#### [DATA FOR THIS EXERCISE]
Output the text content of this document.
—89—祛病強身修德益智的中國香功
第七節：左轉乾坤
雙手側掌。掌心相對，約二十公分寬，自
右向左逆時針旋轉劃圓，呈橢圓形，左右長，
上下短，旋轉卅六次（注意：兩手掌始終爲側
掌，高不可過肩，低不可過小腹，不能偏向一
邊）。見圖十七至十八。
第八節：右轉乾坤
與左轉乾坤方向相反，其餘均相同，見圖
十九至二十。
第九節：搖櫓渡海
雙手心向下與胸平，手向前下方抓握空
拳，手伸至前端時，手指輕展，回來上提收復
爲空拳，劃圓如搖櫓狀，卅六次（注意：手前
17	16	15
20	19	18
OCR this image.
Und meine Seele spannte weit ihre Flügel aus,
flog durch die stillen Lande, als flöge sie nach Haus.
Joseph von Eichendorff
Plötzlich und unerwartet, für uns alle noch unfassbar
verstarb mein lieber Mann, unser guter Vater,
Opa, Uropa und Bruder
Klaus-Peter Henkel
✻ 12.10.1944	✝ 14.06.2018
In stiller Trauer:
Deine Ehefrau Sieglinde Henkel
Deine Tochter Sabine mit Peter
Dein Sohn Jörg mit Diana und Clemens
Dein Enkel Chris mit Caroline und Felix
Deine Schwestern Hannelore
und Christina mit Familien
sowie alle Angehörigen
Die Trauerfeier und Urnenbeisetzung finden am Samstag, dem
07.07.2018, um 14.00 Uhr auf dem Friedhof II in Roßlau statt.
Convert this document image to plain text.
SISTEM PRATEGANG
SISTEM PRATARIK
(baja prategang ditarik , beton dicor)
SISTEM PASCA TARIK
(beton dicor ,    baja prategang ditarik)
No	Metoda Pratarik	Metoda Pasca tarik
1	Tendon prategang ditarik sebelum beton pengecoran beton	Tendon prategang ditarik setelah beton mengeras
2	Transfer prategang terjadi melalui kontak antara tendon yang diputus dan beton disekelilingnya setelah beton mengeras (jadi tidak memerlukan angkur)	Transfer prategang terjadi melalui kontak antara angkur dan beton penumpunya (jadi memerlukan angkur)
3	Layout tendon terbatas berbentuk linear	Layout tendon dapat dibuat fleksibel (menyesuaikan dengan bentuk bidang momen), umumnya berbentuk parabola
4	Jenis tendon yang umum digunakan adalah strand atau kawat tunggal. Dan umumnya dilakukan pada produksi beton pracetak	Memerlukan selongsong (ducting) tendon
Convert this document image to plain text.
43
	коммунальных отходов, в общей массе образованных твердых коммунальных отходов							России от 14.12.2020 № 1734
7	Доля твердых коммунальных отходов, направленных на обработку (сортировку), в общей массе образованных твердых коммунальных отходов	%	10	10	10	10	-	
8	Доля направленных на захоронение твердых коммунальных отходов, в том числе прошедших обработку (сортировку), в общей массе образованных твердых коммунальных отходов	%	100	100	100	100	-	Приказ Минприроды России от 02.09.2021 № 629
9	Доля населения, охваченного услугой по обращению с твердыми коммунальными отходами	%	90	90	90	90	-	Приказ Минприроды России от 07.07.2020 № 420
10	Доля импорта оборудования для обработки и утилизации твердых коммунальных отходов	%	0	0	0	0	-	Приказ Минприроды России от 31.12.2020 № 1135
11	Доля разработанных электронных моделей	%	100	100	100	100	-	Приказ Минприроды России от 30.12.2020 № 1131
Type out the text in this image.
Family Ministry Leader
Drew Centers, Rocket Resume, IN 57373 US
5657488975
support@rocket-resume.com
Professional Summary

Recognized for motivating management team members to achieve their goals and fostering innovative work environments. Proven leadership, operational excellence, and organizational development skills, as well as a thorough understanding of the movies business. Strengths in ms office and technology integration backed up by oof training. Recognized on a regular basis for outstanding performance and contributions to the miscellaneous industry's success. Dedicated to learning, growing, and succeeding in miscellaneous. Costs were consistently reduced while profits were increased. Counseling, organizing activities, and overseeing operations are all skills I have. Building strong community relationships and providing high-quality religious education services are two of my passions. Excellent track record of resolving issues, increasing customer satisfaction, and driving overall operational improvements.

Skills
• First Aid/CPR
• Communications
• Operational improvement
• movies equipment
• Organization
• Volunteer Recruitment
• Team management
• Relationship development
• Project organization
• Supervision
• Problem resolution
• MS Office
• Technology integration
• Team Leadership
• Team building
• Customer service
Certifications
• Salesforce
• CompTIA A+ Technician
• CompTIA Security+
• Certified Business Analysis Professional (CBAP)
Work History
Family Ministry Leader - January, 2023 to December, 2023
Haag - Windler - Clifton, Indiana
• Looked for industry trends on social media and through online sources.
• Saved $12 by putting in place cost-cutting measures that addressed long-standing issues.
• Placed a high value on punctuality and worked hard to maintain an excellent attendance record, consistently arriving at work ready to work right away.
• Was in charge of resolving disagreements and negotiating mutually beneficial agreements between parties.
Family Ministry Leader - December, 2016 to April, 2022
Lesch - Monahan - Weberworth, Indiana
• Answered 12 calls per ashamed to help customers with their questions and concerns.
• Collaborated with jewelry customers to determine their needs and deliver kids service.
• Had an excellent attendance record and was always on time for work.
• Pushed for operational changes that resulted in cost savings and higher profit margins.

#### [WHAT YOU SHOULD DO]
Recite the full listing above exactly.

#### [SOLUTION TO THIS TASK]
Output the text content of this document.
—89—祛病強身修德益智的中國香功
第七節：左轉乾坤
雙手側掌。掌心相對，約二十公分寬，自
右向左逆時針旋轉劃圓，呈橢圓形，左右長，
上下短，旋轉卅六次（注意：兩手掌始終爲側
掌，高不可過肩，低不可過小腹，不能偏向一
邊）。見圖十七至十八。
第八節：右轉乾坤
與左轉乾坤方向相反，其餘均相同，見圖
十九至二十。
第九節：搖櫓渡海
雙手心向下與胸平，手向前下方抓握空
拳，手伸至前端時，手指輕展，回來上提收復
爲空拳，劃圓如搖櫓狀，卅六次（注意：手前
17	16	15
20	19	18
OCR this image.
Und meine Seele spannte weit ihre Flügel aus,
flog durch die stillen Lande, als flöge sie nach Haus.
Joseph von Eichendorff
Plötzlich und unerwartet, für uns alle noch unfassbar
verstarb mein lieber Mann, unser guter Vater,
Opa, Uropa und Bruder
Klaus-Peter Henkel
✻ 12.10.1944	✝ 14.06.2018
In stiller Trauer:
Deine Ehefrau Sieglinde Henkel
Deine Tochter Sabine mit Peter
Dein Sohn Jörg mit Diana und Clemens
Dein Enkel Chris mit Caroline und Felix
Deine Schwestern Hannelore
und Christina mit Familien
sowie alle Angehörigen
Die Trauerfeier und Urnenbeisetzung finden am Samstag, dem
07.07.2018, um 14.00 Uhr auf dem Friedhof II in Roßlau statt.
Convert this document image to plain text.
SISTEM PRATEGANG
SISTEM PRATARIK
(baja prategang ditarik , beton dicor)
SISTEM PASCA TARIK
(beton dicor ,    baja prategang ditarik)
No	Metoda Pratarik	Metoda Pasca tarik
1	Tendon prategang ditarik sebelum beton pengecoran beton	Tendon prategang ditarik setelah beton mengeras
2	Transfer prategang terjadi melalui kontak antara tendon yang diputus dan beton disekelilingnya setelah beton mengeras (jadi tidak memerlukan angkur)	Transfer prategang terjadi melalui kontak antara angkur dan beton penumpunya (jadi memerlukan angkur)
3	Layout tendon terbatas berbentuk linear	Layout tendon dapat dibuat fleksibel (menyesuaikan dengan bentuk bidang momen), umumnya berbentuk parabola
4	Jenis tendon yang umum digunakan adalah strand atau kawat tunggal. Dan umumnya dilakukan pada produksi beton pracetak	Memerlukan selongsong (ducting) tendon
Convert this document image to plain text.
43
	коммунальных отходов, в общей массе образованных твердых коммунальных отходов							России от 14.12.2020 № 1734
7	Доля твердых коммунальных отходов, направленных на обработку (сортировку), в общей массе образованных твердых коммунальных отходов	%	10	10	10	10	-	
8	Доля направленных на захоронение твердых коммунальных отходов, в том числе прошедших обработку (сортировку), в общей массе образованных твердых коммунальных отходов	%	100	100	100	100	-	Приказ Минприроды России от 02.09.2021 № 629
9	Доля населения, охваченного услугой по обращению с твердыми коммунальными отходами	%	90	90	90	90	-	Приказ Минприроды России от 07.07.2020 № 420
10	Доля импорта оборудования для обработки и утилизации твердых коммунальных отходов	%	0	0	0	0	-	Приказ Минприроды России от 31.12.2020 № 1135
11	Доля разработанных электронных моделей	%	100	100	100	100	-	Приказ Минприроды России от 30.12.2020 № 1131
Type out the text in this image.
Family Ministry Leader
Drew Centers, Rocket Resume, IN 57373 US
5657488975
support@rocket-resume.com
Professional Summary

Recognized for motivating management team members to achieve their goals and fostering innovative work environments. Proven leadership, operational excellence, and organizational development skills, as well as a thorough understanding of the movies business. Strengths in ms office and technology integration backed up by oof training. Recognized on a regular basis for outstanding performance and contributions to the miscellaneous industry's success. Dedicated to learning, growing, and succeeding in miscellaneous. Costs were consistently reduced while profits were increased. Counseling, organizing activities, and overseeing operations are all skills I have. Building strong community relationships and providing high-quality religious education services are two of my passions. Excellent track record of resolving issues, increasing customer satisfaction, and driving overall operational improvements.

Skills
• First Aid/CPR
• Communications
• Operational improvement
• movies equipment
• Organization
• Volunteer Recruitment
• Team management
• Relationship development
• Project organization
• Supervision
• Problem resolution
• MS Office
• Technology integration
• Team Leadership
• Team building
• Customer service
Certifications
• Salesforce
• CompTIA A+ Technician
• CompTIA Security+
• Certified Business Analysis Professional (CBAP)
Work History
Family Ministry Leader - January, 2023 to December, 2023
Haag - Windler - Clifton, Indiana
• Looked for industry trends on social media and through online sources.
• Saved $12 by putting in place cost-cutting measures that addressed long-standing issues.
• Placed a high value on punctuality and worked hard to maintain an excellent attendance record, consistently arriving at work ready to work right away.
• Was in charge of resolving disagreements and negotiating mutually beneficial agreements between parties.
Family Ministry Leader - December, 2016 to April, 2022
Lesch - Monahan - Weberworth, Indiana
• Answered 12 calls per ashamed to help customers with their questions and concerns.
• Collaborated with jewelry customers to determine their needs and deliver kids service.
• Had an excellent attendance record and was always on time for work.
• Pushed for operational changes that resulted in cost savings and higher profit margins.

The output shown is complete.